• [Task goal]: Across the entries below, how many lines contain the word "after"? Give the number alone.

# start of Listing

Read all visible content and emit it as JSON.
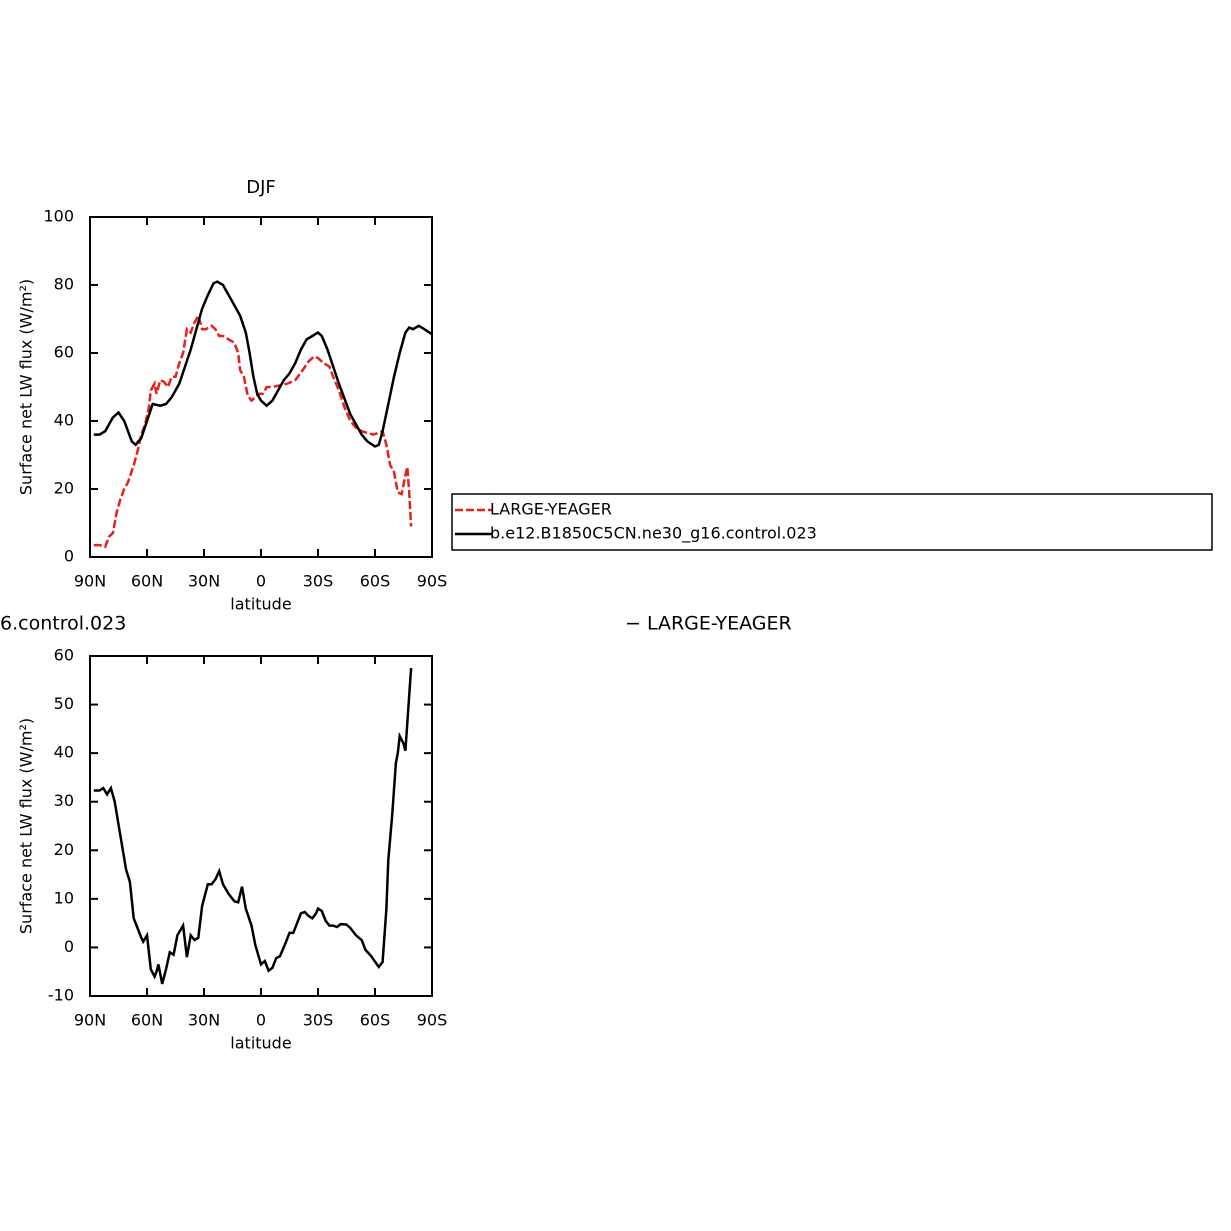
{
  "chart_data": [
    {
      "type": "line",
      "title": "DJF",
      "xlabel": "latitude",
      "ylabel": "Surface net LW flux (W/m²)",
      "xlim": [
        90,
        -90
      ],
      "ylim": [
        0,
        100
      ],
      "xticks": [
        {
          "value": 90,
          "label": "90N"
        },
        {
          "value": 60,
          "label": "60N"
        },
        {
          "value": 30,
          "label": "30N"
        },
        0,
        {
          "value": -30,
          "label": "30S"
        },
        {
          "value": -60,
          "label": "60S"
        },
        {
          "value": -90,
          "label": "90S"
        }
      ],
      "yticks": [
        0,
        20,
        40,
        60,
        80,
        100
      ],
      "series": [
        {
          "name": "LARGE-YEAGER",
          "color": "#e8201c",
          "dashed": true,
          "x": [
            88,
            85,
            82,
            80,
            78,
            76,
            74,
            72,
            70,
            67,
            65,
            63,
            61,
            59,
            58,
            56,
            55,
            53,
            51,
            49,
            47,
            45,
            43,
            41,
            39,
            37,
            35,
            33,
            31,
            29,
            26,
            24,
            22,
            20,
            17,
            14,
            12,
            11,
            9,
            7,
            5,
            3,
            1,
            -1,
            -3,
            -6,
            -10,
            -14,
            -18,
            -22,
            -25,
            -28,
            -30,
            -33,
            -36,
            -38,
            -41,
            -44,
            -47,
            -50,
            -53,
            -56,
            -59,
            -62,
            -64,
            -66,
            -68,
            -70,
            -72,
            -74,
            -76,
            -77,
            -78,
            -79
          ],
          "values": [
            3.5,
            3.5,
            3,
            6,
            7,
            13,
            17,
            20,
            22,
            27,
            31,
            36,
            39,
            44,
            49,
            51,
            48,
            52,
            51.5,
            50,
            53,
            53,
            57,
            60,
            67,
            66,
            69,
            71,
            67,
            67,
            68,
            67,
            65,
            65,
            64,
            63,
            60,
            55,
            53,
            47.5,
            46,
            47,
            48,
            48,
            50,
            50,
            50.5,
            51,
            52,
            55,
            57.5,
            59,
            58.5,
            57,
            56,
            53,
            49,
            44,
            40,
            38,
            37,
            36.5,
            36,
            36.5,
            37,
            33,
            27,
            25,
            19,
            18.5,
            24,
            26.5,
            19,
            9
          ]
        },
        {
          "name": "b.e12.B1850C5CN.ne30_g16.control.023",
          "color": "#000000",
          "dashed": false,
          "x": [
            88,
            85,
            82,
            78,
            75,
            72,
            68,
            66,
            63,
            60,
            57,
            53,
            50,
            47,
            43,
            40,
            37,
            34,
            31,
            28,
            25,
            23,
            20,
            17,
            14,
            11,
            8,
            6,
            4,
            2,
            0,
            -3,
            -6,
            -9,
            -12,
            -15,
            -18,
            -21,
            -24,
            -27,
            -30,
            -32,
            -35,
            -38,
            -41,
            -44,
            -47,
            -50,
            -53,
            -56,
            -60,
            -62,
            -64,
            -67,
            -70,
            -73,
            -76,
            -78,
            -80,
            -83,
            -86,
            -90
          ],
          "values": [
            36,
            36,
            37,
            41,
            42.5,
            40,
            34,
            33,
            35,
            40,
            45,
            44.5,
            45,
            47,
            51,
            56,
            61,
            67,
            73,
            77,
            80.5,
            81,
            80,
            77,
            74,
            71,
            66,
            60,
            53,
            48,
            46,
            44.5,
            46,
            49,
            52,
            54,
            57,
            61,
            64,
            65,
            66,
            65,
            61,
            56,
            51,
            46.5,
            42,
            39,
            36,
            34,
            32.5,
            33,
            37,
            45,
            53,
            60,
            66,
            67.5,
            67,
            68,
            67,
            65.5
          ]
        }
      ]
    },
    {
      "type": "line",
      "title_left": "6.control.023",
      "title_right": "− LARGE-YEAGER",
      "xlabel": "latitude",
      "ylabel": "Surface net LW flux (W/m²)",
      "xlim": [
        90,
        -90
      ],
      "ylim": [
        -10,
        60
      ],
      "xticks": [
        {
          "value": 90,
          "label": "90N"
        },
        {
          "value": 60,
          "label": "60N"
        },
        {
          "value": 30,
          "label": "30N"
        },
        0,
        {
          "value": -30,
          "label": "30S"
        },
        {
          "value": -60,
          "label": "60S"
        },
        {
          "value": -90,
          "label": "90S"
        }
      ],
      "yticks": [
        -10,
        0,
        10,
        20,
        30,
        40,
        50,
        60
      ],
      "series": [
        {
          "color": "#000000",
          "dashed": false,
          "x": [
            88,
            85,
            83,
            81,
            79,
            77,
            74,
            71,
            69,
            67,
            65,
            63,
            62,
            60,
            58,
            56,
            55,
            54,
            52,
            50,
            48,
            46,
            44,
            41,
            39,
            37,
            35,
            33,
            31,
            28,
            26,
            24,
            22,
            20,
            17,
            14,
            12,
            10,
            8,
            5,
            3,
            0,
            -2,
            -4,
            -6,
            -8,
            -10,
            -13,
            -15,
            -17,
            -19,
            -21,
            -23,
            -25,
            -27,
            -29,
            -30,
            -32,
            -34,
            -36,
            -38,
            -40,
            -42,
            -45,
            -47,
            -50,
            -53,
            -55,
            -58,
            -61,
            -62,
            -64,
            -66,
            -67,
            -69,
            -71,
            -72,
            -73,
            -75,
            -76,
            -79
          ],
          "values": [
            32.3,
            32.3,
            32.8,
            31.5,
            32.8,
            30,
            23,
            16,
            13.5,
            6,
            4,
            2,
            1.2,
            2.5,
            -4.5,
            -6,
            -5,
            -3.5,
            -7.5,
            -4.5,
            -1,
            -1.5,
            2.5,
            4.5,
            -2,
            2.5,
            1.5,
            2,
            8.5,
            13,
            13,
            14,
            15.7,
            13,
            11,
            9.5,
            9.3,
            12.5,
            8,
            4.5,
            0.5,
            -3.5,
            -2.8,
            -4.8,
            -4.2,
            -2.2,
            -1.8,
            1,
            3,
            3,
            5,
            7,
            7.3,
            6.5,
            6,
            7,
            8,
            7.5,
            5.5,
            4.5,
            4.5,
            4.2,
            4.8,
            4.7,
            4,
            2.5,
            1.5,
            -0.5,
            -1.8,
            -3.5,
            -4,
            -3,
            8,
            18,
            27,
            38,
            40,
            43.5,
            42,
            40.5,
            57.5
          ]
        }
      ]
    }
  ]
}
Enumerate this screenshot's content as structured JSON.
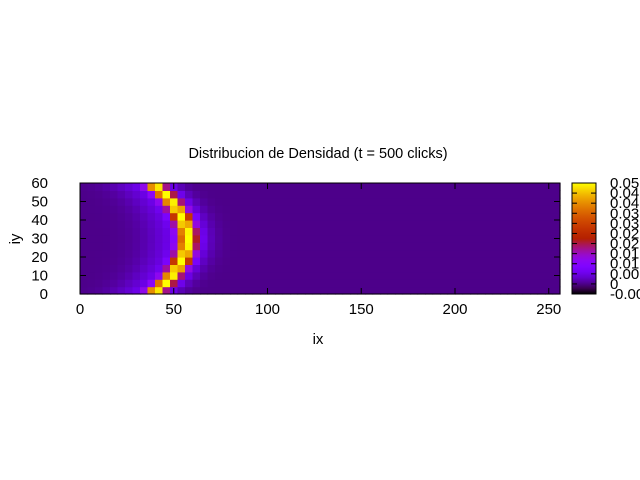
{
  "chart_data": {
    "type": "heatmap",
    "title": "Distribucion de Densidad (t = 500 clicks)",
    "xlabel": "ix",
    "ylabel": "iy",
    "xlim": [
      0,
      256
    ],
    "ylim": [
      0,
      60
    ],
    "xticks": [
      "0",
      "50",
      "100",
      "150",
      "200",
      "250"
    ],
    "yticks": [
      "0",
      "10",
      "20",
      "30",
      "40",
      "50",
      "60"
    ],
    "colorbar": {
      "range": [
        -0.005,
        0.05
      ],
      "ticks": [
        "-0.005",
        "0",
        "0.005",
        "0.01",
        "0.015",
        "0.02",
        "0.025",
        "0.03",
        "0.035",
        "0.04",
        "0.045",
        "0.05"
      ],
      "tick_labels_shown": [
        "-0.00",
        "0",
        "0.00",
        "0.01",
        "0.01",
        "0.02",
        "0.02",
        "0.03",
        "0.03",
        "0.04",
        "0.04",
        "0.05"
      ],
      "palette": "gnuplot default (black-blue-purple-red-orange-yellow)"
    },
    "grid": false,
    "background_value": 0.0,
    "wavefront": {
      "shape": "crescent, convex toward +ix",
      "center_iy": 30,
      "peak_ix_at_center": 57,
      "peak_ix_at_edges": 38,
      "peak_density": 0.045,
      "band_width_ix": 8
    }
  }
}
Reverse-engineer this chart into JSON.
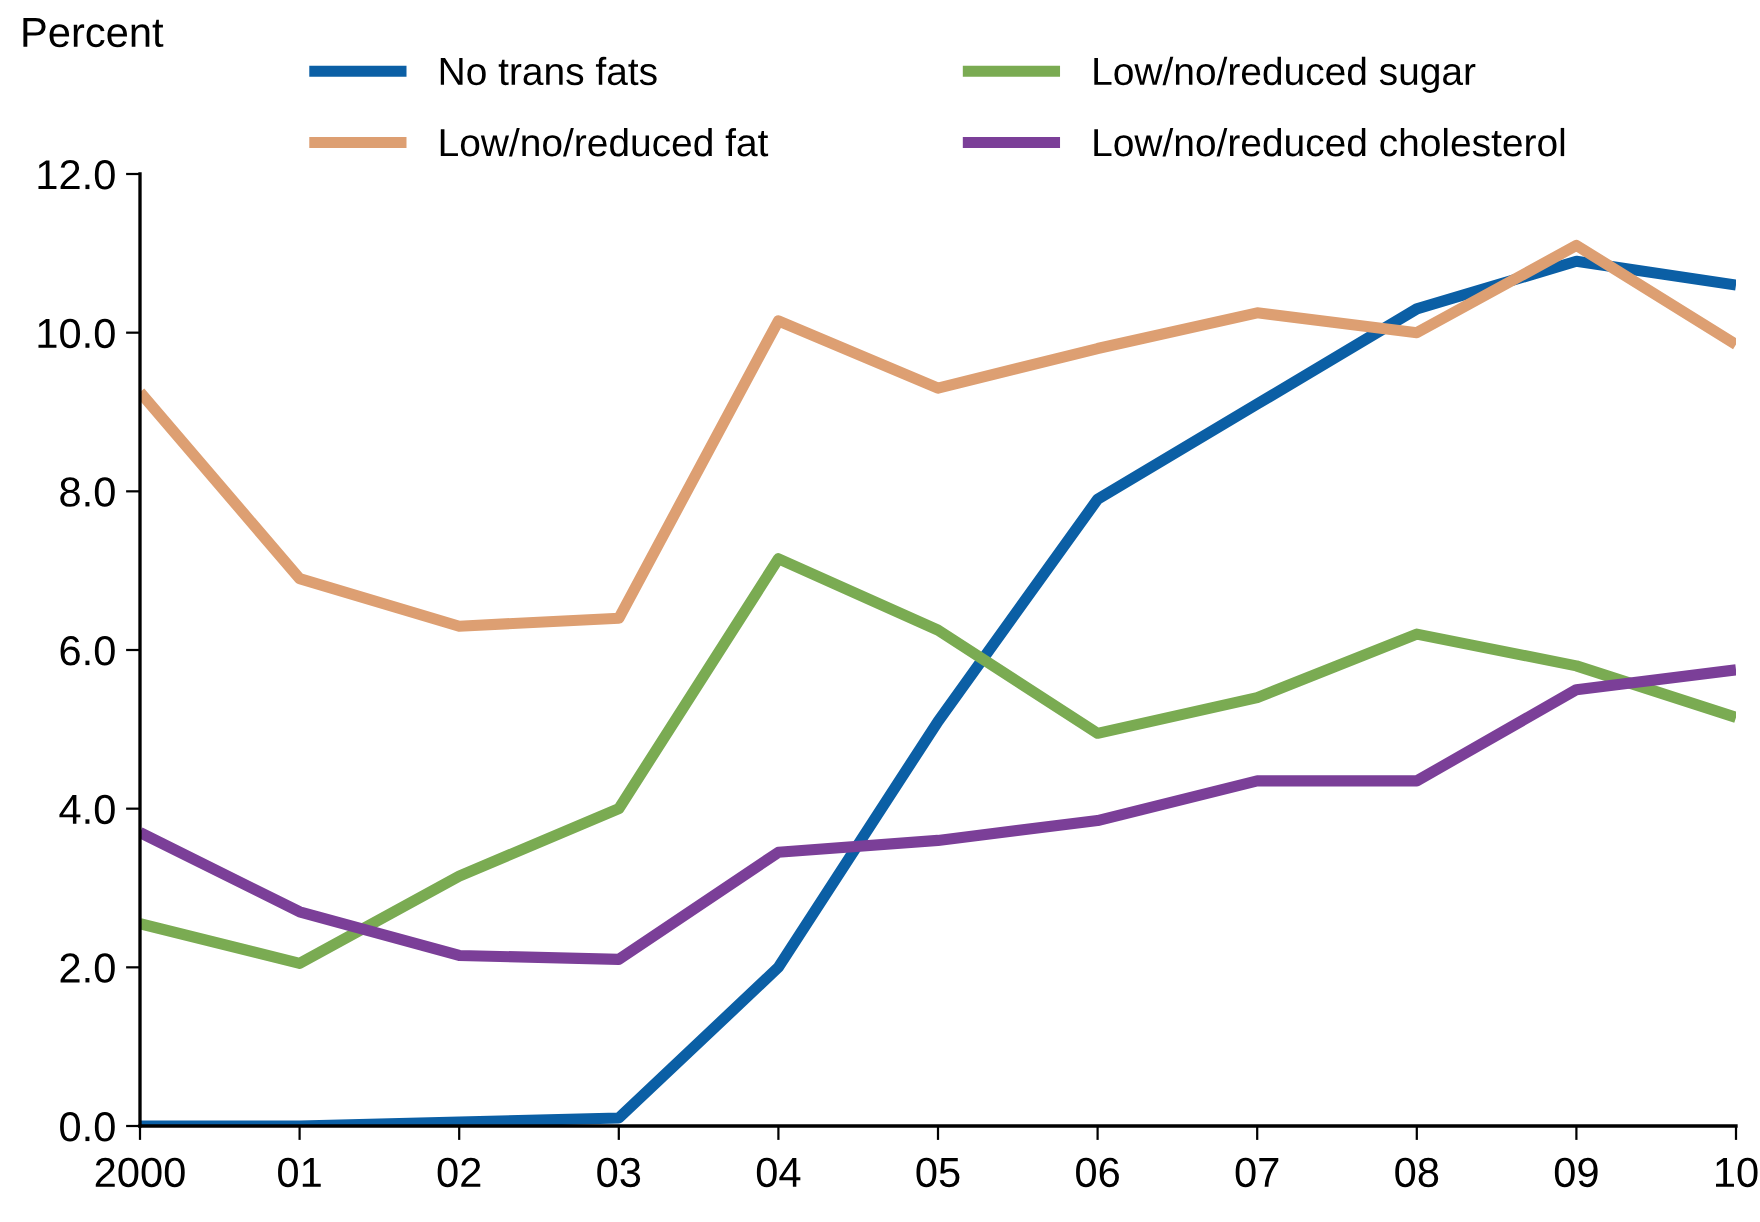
{
  "chart_data": {
    "type": "line",
    "ylabel": "Percent",
    "categories": [
      "2000",
      "01",
      "02",
      "03",
      "04",
      "05",
      "06",
      "07",
      "08",
      "09",
      "10"
    ],
    "series": [
      {
        "name": "No trans fats",
        "color": "#0b5fa5",
        "values": [
          0.0,
          0.0,
          0.05,
          0.1,
          2.0,
          5.1,
          7.9,
          9.1,
          10.3,
          10.9,
          10.6
        ]
      },
      {
        "name": "Low/no/reduced fat",
        "color": "#dd9f72",
        "values": [
          9.25,
          6.9,
          6.3,
          6.4,
          10.15,
          9.3,
          9.8,
          10.25,
          10.0,
          11.1,
          9.85
        ]
      },
      {
        "name": "Low/no/reduced sugar",
        "color": "#7aab52",
        "values": [
          2.55,
          2.05,
          3.15,
          4.0,
          7.15,
          6.25,
          4.95,
          5.4,
          6.2,
          5.8,
          5.15
        ]
      },
      {
        "name": "Low/no/reduced cholesterol",
        "color": "#7b3f98",
        "values": [
          3.7,
          2.7,
          2.15,
          2.1,
          3.45,
          3.6,
          3.85,
          4.35,
          4.35,
          5.5,
          5.75
        ]
      }
    ],
    "ylim": [
      0,
      12
    ],
    "yticks": [
      {
        "value": 0,
        "label": "0.0"
      },
      {
        "value": 2,
        "label": "2.0"
      },
      {
        "value": 4,
        "label": "4.0"
      },
      {
        "value": 6,
        "label": "6.0"
      },
      {
        "value": 8,
        "label": "8.0"
      },
      {
        "value": 10,
        "label": "10.0"
      },
      {
        "value": 12,
        "label": "12.0"
      }
    ],
    "legend": "top",
    "grid": false,
    "marker": "none",
    "line_style": "solid"
  }
}
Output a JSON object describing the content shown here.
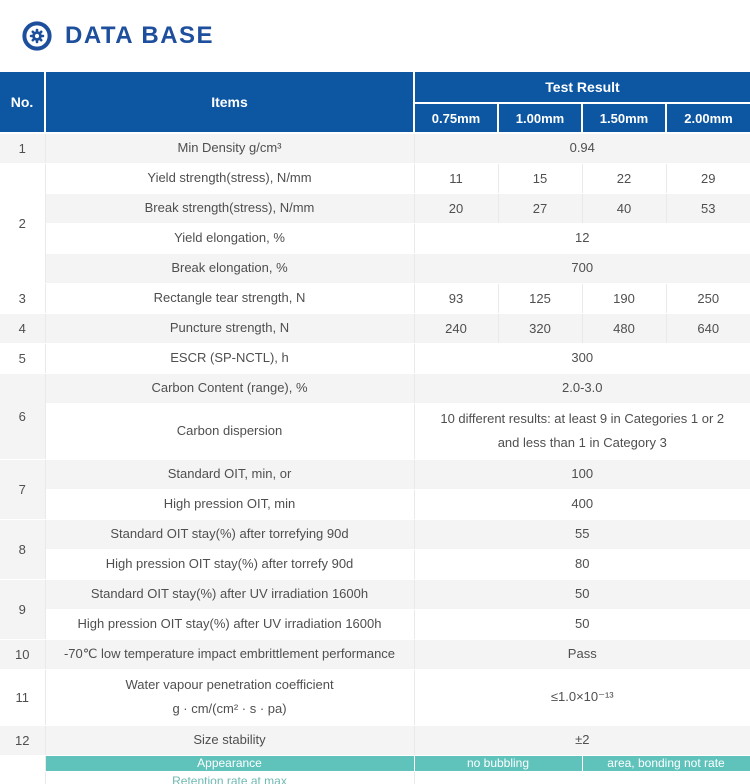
{
  "page_header": {
    "title": "DATA BASE"
  },
  "colors": {
    "primary_blue": "#0d57a2",
    "title_blue": "#1d4f9c",
    "stripe_gray": "#f4f4f4",
    "teal": "#5fc2bb",
    "body_text": "#4f4f4f"
  },
  "table": {
    "headers": {
      "no": "No.",
      "items": "Items",
      "test_result": "Test Result",
      "sizes": [
        "0.75mm",
        "1.00mm",
        "1.50mm",
        "2.00mm"
      ]
    },
    "rows": [
      {
        "no": "1",
        "no_rowspan": 1,
        "item_lines": [
          "Min Density g/cm³"
        ],
        "value_lines": [
          "0.94"
        ]
      },
      {
        "no": "2",
        "no_rowspan": 4,
        "item_lines": [
          "Yield strength(stress), N/mm"
        ],
        "values": [
          "11",
          "15",
          "22",
          "29"
        ]
      },
      {
        "item_lines": [
          "Break strength(stress), N/mm"
        ],
        "values": [
          "20",
          "27",
          "40",
          "53"
        ]
      },
      {
        "item_lines": [
          "Yield elongation, %"
        ],
        "value_lines": [
          "12"
        ]
      },
      {
        "item_lines": [
          "Break elongation, %"
        ],
        "value_lines": [
          "700"
        ]
      },
      {
        "no": "3",
        "no_rowspan": 1,
        "item_lines": [
          "Rectangle tear strength, N"
        ],
        "values": [
          "93",
          "125",
          "190",
          "250"
        ]
      },
      {
        "no": "4",
        "no_rowspan": 1,
        "item_lines": [
          "Puncture strength, N"
        ],
        "values": [
          "240",
          "320",
          "480",
          "640"
        ]
      },
      {
        "no": "5",
        "no_rowspan": 1,
        "item_lines": [
          "ESCR (SP-NCTL), h"
        ],
        "value_lines": [
          "300"
        ]
      },
      {
        "no": "6",
        "no_rowspan": 2,
        "item_lines": [
          "Carbon Content (range), %"
        ],
        "value_lines": [
          "2.0-3.0"
        ]
      },
      {
        "item_lines": [
          "Carbon dispersion"
        ],
        "value_lines": [
          "10 different results: at least 9 in Categories 1 or 2",
          "and less than 1 in Category 3"
        ]
      },
      {
        "no": "7",
        "no_rowspan": 2,
        "item_lines": [
          "Standard OIT, min, or"
        ],
        "value_lines": [
          "100"
        ]
      },
      {
        "item_lines": [
          "High pression OIT, min"
        ],
        "value_lines": [
          "400"
        ]
      },
      {
        "no": "8",
        "no_rowspan": 2,
        "item_lines": [
          "Standard OIT stay(%) after torrefying 90d"
        ],
        "value_lines": [
          "55"
        ]
      },
      {
        "item_lines": [
          "High pression OIT stay(%) after torrefy 90d"
        ],
        "value_lines": [
          "80"
        ]
      },
      {
        "no": "9",
        "no_rowspan": 2,
        "item_lines": [
          "Standard OIT stay(%) after UV irradiation 1600h"
        ],
        "value_lines": [
          "50"
        ]
      },
      {
        "item_lines": [
          "High pression OIT stay(%) after UV irradiation 1600h"
        ],
        "value_lines": [
          "50"
        ]
      },
      {
        "no": "10",
        "no_rowspan": 1,
        "item_lines": [
          "-70℃ low temperature impact embrittlement performance"
        ],
        "value_lines": [
          "Pass"
        ]
      },
      {
        "no": "11",
        "no_rowspan": 1,
        "item_lines": [
          "Water vapour penetration coefficient",
          "g · cm/(cm² · s · pa)"
        ],
        "value_lines": [
          "≤1.0×10⁻¹³"
        ]
      },
      {
        "no": "12",
        "no_rowspan": 1,
        "item_lines": [
          "Size stability"
        ],
        "value_lines": [
          "±2"
        ]
      }
    ]
  },
  "footer_partial": {
    "appearance": "Appearance",
    "no_bubbling": "no bubbling",
    "area_bonding": "area, bonding not rate",
    "retention": "Retention rate at max"
  }
}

# end of Listing

• [Result of this exercise]: 4